■ Stated goal ■
Where a line contains the string "substrings", copy that line.

───── Material

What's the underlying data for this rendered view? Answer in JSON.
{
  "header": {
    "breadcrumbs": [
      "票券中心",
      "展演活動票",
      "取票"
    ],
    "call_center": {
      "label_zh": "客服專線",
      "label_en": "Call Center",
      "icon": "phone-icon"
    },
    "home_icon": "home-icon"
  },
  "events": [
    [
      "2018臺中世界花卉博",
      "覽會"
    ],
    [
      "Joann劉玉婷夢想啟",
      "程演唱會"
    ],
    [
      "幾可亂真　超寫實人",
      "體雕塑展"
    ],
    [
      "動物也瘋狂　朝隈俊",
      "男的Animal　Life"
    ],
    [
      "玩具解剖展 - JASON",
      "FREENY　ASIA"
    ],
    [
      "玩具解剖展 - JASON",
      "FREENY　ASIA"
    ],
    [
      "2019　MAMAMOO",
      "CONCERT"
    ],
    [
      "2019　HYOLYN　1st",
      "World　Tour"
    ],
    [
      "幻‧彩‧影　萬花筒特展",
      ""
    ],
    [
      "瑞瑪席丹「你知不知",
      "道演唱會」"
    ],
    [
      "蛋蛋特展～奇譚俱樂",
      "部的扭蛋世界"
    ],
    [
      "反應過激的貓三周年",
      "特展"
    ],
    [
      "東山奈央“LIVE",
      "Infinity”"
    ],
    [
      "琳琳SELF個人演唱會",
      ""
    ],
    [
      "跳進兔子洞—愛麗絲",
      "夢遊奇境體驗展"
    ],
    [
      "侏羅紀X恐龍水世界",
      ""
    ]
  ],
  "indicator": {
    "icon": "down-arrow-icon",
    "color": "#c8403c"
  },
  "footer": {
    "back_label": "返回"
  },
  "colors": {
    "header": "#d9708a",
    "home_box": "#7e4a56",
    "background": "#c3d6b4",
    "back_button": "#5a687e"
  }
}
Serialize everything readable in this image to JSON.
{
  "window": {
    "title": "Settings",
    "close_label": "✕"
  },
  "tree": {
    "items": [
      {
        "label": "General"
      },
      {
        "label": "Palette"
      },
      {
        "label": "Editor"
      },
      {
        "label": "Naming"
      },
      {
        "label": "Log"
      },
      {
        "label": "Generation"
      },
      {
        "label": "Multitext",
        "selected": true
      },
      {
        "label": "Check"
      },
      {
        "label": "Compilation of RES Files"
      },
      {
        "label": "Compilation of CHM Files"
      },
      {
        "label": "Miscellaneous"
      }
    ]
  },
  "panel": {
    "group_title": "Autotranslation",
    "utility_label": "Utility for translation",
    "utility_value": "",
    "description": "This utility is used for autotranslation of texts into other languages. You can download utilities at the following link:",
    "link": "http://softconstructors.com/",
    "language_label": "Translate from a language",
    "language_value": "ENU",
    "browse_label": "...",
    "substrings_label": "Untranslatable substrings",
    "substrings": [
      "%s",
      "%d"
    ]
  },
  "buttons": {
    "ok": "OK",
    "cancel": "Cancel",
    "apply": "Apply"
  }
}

──────────

■ Result for this task ■
    "substrings_label": "Untranslatable substrings",
    "substrings": [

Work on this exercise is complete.